■ Texto proporcionado ■
La noche del sábado 29 de junio marcó un nuevo hito negativo en la crisis energética de Cuba, con un apagón total en amplias zonas de La Habana, especialmente en el municipio Plaza de la Revolución, donde desde las 6:00 p.m. la electricidad fue cortada sin contemplaciones.
Solo hoteles, edificios gubernamentales como el Comité Central del PCC, el MININT y el MINFAR permanecieron iluminados, evidenciando las prioridades del régimen en medio de la oscuridad generalizada, como denunció el perfil La Tijera en Facebook con imágenes del Vedado en completa penumbra.

A nivel nacional, la afectación máxima alcanzó 1,936 megavatios (MW) a las 9:40 p.m., coincidiendo con el horario de mayor consumo, dejando a millones de cubanos sin electricidad en el peor momento del día. Esta cifra representa el peor déficit registrado en lo que va de 2025 y uno de los más graves desde el inicio de la crisis energética que se agudizó en 2023.
La interrupción del servicio eléctrico se prolongó durante las 24 horas del sábado y se extendió a la madrugada del domingo, profundizando el colapso de un sistema incapaz de garantizar siquiera un servicio básico.
Para colmo, a las 7:00 a.m. de este domingo, la disponibilidad de generación apenas llegaba a 1,625 MW, frente a una demanda nacional de 3,100 MW, provocando un déficit de 1,467 MW que creció a un pronóstico de 1,650 MW afectados al mediodía, según la Unión Eléctrica (UNE).
El panorama técnico es alarmante: cuatro unidades generadoras clave están averiadas (Mariel, Nuevitas y Felton), otras tres en mantenimiento indefinido, y las limitaciones térmicas sacan 356 MW adicionales del sistema. Además, la falta de combustible mantiene 111 centrales de generación distribuida fuera de servicio (860 MW), a lo que se suman 31 MW inactivos por falta de lubricantes, totalizando 891 MW inutilizados solo por falta de recursos.
Aunque la UNE planea sumar 292 MW mediante unidades menores y motores recuperados, la proyección para este domingo sigue siendo catastrófica: se estima un déficit de 1,683 MW con una afectación que podría llegar a 1,753 MW en el horario pico.
Los 18 parques solares fotovoltaicos, que generaron apenas 1,775 MWh, resultan insuficientes para paliar un colapso estructural que tiene causas térmicas, financieras y de gestión.
Cuba no solo está apagada: transita hacia un colapso energético total, mientras un régimen sin soluciones reales mantiene al pueblo sumido en la oscuridad, el calor y la desesperanza, en uno de los peores escenarios vividos por el país en décadas.

■ Tareas por hacer ■
(a) Transcriba del texto sobre el apagón en Cuba todo lo que va desde "Aunque la UNE" hasta "y de gestión.".
(b) Según el texto sobre el apagón en Cuba, ¿a qué hora alcanzó la afectación a nivel nacional su máximo de 1,936 megavatios?

■ Contenido del conjunto ■
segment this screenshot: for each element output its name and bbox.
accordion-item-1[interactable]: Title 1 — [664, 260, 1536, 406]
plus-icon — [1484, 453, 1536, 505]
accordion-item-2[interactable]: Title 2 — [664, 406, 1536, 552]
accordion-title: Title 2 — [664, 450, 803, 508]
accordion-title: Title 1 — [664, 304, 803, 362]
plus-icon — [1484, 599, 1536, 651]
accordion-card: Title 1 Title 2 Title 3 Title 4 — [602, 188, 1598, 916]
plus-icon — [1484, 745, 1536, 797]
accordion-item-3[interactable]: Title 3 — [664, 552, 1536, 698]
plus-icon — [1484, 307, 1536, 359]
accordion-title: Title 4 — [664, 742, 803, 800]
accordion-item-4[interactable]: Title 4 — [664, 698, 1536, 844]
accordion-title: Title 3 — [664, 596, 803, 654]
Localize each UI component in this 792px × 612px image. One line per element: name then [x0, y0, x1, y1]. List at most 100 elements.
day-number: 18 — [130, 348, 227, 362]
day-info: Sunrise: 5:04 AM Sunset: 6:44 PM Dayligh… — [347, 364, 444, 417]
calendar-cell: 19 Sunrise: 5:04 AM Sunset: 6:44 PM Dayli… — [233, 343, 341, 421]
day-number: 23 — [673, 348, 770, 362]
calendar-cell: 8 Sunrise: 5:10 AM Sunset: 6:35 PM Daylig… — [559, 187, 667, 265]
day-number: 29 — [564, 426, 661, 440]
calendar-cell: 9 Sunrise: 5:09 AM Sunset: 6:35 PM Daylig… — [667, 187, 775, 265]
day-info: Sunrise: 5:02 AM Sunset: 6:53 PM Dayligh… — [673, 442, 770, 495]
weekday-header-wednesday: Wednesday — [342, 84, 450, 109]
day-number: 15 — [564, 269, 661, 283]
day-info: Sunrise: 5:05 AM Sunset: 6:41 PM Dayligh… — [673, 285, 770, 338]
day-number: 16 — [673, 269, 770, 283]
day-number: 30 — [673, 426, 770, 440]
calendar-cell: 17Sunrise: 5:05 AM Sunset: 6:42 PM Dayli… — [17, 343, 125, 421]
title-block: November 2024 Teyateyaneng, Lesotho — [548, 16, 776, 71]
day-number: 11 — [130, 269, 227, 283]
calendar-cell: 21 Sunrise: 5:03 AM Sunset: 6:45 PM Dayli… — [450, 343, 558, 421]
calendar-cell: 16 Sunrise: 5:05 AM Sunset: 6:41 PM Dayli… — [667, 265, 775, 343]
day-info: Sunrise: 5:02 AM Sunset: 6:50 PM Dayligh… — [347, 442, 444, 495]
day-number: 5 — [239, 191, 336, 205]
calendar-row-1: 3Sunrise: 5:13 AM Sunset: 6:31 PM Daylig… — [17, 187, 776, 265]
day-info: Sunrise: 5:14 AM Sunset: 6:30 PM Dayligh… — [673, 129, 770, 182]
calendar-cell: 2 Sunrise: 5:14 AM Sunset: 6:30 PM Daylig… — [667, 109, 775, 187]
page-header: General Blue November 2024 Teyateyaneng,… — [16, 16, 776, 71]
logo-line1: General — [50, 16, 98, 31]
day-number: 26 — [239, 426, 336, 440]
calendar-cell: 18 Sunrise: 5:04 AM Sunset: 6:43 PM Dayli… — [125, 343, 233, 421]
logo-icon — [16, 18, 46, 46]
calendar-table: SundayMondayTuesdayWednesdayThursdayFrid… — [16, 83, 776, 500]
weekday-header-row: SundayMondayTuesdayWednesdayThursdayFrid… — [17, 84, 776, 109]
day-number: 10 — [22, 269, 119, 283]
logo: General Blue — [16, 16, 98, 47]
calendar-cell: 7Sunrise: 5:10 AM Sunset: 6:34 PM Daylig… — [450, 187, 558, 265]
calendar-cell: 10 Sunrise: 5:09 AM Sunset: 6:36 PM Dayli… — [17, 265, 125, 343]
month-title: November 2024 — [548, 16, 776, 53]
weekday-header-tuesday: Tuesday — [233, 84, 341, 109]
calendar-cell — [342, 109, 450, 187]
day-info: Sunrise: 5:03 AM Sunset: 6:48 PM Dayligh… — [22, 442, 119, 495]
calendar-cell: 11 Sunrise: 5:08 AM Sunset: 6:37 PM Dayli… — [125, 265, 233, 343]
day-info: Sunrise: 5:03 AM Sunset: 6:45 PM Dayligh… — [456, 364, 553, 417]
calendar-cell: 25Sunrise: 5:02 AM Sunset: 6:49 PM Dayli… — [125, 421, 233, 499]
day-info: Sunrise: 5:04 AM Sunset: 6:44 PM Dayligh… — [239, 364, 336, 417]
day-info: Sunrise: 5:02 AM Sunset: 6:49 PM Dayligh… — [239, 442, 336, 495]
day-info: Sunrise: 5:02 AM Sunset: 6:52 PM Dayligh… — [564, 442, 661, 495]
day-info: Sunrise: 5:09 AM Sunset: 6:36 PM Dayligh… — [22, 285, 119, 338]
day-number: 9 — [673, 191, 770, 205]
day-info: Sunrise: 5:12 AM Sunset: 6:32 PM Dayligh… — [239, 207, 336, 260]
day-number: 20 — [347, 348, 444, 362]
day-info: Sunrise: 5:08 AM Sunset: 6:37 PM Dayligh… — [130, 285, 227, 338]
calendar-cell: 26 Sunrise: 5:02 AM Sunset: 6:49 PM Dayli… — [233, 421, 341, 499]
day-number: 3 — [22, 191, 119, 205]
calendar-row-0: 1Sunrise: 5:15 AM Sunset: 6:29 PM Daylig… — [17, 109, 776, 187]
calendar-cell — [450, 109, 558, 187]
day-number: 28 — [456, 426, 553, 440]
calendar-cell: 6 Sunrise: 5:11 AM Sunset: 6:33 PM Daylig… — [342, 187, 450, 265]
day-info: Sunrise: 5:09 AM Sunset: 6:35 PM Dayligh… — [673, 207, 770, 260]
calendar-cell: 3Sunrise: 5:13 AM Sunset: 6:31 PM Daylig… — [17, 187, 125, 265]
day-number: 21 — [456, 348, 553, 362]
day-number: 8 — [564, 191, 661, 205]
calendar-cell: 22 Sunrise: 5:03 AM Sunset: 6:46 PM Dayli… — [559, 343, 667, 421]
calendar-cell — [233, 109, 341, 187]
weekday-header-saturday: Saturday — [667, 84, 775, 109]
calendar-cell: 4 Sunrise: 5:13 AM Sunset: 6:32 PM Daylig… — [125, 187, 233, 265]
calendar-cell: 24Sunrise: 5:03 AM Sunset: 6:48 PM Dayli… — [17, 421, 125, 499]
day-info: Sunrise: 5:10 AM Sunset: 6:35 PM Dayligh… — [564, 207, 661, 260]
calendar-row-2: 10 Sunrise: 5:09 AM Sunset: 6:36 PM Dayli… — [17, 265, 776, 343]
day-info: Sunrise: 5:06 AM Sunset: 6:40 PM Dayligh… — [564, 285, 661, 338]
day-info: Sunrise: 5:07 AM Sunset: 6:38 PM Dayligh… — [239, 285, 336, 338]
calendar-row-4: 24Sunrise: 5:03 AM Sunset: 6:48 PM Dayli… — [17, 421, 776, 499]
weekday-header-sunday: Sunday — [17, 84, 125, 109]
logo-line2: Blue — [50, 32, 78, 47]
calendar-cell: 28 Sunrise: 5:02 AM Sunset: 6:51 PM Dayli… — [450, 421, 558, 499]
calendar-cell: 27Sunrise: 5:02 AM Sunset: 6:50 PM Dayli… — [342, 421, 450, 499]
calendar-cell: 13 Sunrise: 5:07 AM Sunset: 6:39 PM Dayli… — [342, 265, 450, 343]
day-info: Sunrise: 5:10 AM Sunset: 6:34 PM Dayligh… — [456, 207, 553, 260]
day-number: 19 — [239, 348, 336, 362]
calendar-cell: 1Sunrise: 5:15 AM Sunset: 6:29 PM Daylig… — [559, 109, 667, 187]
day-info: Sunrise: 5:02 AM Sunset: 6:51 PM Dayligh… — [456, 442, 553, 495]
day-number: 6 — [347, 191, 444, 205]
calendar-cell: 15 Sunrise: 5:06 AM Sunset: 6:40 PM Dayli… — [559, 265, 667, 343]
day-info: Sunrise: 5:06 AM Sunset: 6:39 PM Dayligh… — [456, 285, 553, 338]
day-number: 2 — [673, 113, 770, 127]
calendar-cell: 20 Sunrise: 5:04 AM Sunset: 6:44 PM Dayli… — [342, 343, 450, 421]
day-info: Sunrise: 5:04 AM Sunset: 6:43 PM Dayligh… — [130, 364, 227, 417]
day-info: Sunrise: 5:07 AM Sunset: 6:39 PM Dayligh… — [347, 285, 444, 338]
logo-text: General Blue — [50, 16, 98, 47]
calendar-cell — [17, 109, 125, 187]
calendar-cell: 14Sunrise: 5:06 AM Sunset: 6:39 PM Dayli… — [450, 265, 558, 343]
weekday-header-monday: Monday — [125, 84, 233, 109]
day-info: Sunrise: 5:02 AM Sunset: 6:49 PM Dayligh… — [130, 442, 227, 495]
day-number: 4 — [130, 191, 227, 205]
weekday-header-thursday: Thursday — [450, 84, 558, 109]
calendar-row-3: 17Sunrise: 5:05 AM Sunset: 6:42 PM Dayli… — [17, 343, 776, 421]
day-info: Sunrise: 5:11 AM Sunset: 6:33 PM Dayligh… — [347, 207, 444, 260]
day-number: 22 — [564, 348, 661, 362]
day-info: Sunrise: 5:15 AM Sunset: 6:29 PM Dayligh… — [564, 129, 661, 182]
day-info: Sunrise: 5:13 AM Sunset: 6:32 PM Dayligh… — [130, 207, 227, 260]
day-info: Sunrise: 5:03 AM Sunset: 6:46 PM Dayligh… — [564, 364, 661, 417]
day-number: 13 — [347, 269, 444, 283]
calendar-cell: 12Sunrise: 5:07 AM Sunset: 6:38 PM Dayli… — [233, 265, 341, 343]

■ Respuestas del ejercicio ■
(a)
Aunque la UNE planea sumar 292 MW mediante unidades menores y motores recuperados, la proyección para este domingo sigue siendo catastrófica: se estima un déficit de 1,683 MW con una afectación que podría llegar a 1,753 MW en el horario pico.
Los 18 parques solares fotovoltaicos, que generaron apenas 1,775 MWh, resultan insuficientes para paliar un colapso estructural que tiene causas térmicas, financieras y de gestión.

(b) La afectación máxima se alcanzó a las 9:40 p.m.